To do: Copy every line of the records below where the word "content" occurs.
::::
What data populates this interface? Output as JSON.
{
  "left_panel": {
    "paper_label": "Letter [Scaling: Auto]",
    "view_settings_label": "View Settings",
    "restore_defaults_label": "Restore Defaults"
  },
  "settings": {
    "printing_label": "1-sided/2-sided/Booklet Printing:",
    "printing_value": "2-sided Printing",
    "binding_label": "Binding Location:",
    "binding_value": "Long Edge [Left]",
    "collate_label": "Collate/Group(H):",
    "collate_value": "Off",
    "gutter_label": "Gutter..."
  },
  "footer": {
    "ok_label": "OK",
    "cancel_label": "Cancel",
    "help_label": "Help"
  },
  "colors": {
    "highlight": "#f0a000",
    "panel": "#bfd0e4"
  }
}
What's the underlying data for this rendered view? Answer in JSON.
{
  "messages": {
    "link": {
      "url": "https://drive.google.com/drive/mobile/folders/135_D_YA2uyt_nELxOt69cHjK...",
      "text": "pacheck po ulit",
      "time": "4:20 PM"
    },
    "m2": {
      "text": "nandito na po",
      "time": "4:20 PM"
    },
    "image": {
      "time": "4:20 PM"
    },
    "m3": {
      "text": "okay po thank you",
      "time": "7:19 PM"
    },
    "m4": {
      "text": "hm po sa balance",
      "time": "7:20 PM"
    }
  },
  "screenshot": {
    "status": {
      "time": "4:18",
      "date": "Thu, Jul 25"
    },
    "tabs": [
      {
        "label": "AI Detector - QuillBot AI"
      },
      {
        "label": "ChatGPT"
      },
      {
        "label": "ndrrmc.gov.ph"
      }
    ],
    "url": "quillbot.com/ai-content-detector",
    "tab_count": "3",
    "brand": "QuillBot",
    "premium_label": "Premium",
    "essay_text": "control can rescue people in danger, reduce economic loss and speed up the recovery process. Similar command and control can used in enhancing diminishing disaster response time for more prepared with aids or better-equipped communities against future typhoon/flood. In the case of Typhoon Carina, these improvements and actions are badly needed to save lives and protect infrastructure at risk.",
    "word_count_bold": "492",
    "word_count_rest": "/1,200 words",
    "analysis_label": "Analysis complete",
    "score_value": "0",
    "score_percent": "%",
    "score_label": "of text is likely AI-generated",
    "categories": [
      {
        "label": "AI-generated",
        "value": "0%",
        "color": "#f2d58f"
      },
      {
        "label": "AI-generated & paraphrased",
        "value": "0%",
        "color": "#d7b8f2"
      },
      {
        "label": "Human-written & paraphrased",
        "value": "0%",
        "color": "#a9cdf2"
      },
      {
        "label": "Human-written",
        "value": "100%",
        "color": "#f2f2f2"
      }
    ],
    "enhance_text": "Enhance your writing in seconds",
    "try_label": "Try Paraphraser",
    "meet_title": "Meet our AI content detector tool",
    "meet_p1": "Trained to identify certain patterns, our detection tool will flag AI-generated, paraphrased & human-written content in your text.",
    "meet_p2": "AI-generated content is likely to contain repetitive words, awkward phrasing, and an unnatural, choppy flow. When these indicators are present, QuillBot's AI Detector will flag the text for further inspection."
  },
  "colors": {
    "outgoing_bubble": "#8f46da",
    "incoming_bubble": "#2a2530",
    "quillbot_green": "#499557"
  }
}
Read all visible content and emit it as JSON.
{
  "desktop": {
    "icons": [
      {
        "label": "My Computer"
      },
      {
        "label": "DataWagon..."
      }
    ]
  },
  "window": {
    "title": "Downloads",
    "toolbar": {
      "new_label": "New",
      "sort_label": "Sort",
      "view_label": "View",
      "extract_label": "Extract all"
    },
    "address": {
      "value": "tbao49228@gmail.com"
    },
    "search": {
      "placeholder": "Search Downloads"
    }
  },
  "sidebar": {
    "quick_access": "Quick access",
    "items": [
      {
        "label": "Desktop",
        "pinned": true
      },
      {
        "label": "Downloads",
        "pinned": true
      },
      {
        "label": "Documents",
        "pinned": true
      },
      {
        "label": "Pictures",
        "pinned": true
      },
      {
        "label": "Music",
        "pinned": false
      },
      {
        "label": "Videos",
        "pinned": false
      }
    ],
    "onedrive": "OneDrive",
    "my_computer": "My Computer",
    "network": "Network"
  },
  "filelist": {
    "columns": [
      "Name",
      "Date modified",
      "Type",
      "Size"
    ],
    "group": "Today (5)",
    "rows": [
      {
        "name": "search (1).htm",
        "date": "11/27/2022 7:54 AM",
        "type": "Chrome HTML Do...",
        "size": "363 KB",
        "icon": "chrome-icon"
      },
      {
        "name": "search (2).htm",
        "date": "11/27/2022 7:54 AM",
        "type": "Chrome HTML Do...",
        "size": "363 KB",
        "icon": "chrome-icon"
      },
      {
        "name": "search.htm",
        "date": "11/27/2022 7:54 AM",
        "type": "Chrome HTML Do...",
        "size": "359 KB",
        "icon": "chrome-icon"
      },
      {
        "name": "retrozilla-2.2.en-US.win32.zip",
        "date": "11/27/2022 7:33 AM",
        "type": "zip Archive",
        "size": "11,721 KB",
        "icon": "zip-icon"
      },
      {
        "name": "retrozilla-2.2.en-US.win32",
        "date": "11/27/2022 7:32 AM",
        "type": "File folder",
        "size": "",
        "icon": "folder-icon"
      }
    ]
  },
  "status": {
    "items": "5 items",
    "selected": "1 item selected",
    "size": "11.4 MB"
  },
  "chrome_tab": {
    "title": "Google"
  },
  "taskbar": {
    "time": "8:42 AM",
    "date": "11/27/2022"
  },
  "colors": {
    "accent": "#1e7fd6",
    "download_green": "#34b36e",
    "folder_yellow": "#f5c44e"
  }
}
::::
Complete output:
    "url": "quillbot.com/ai-content-detector",
    "meet_title": "Meet our AI content detector tool",
    "meet_p1": "Trained to identify certain patterns, our detection tool will flag AI-generated, paraphrased & human-written content in your text.",
    "meet_p2": "AI-generated content is likely to contain repetitive words, awkward phrasing, and an unnatural, choppy flow. When these indicators are present, QuillBot's AI Detector will flag the text for further inspection."
Read all visible content and emit it as JSON.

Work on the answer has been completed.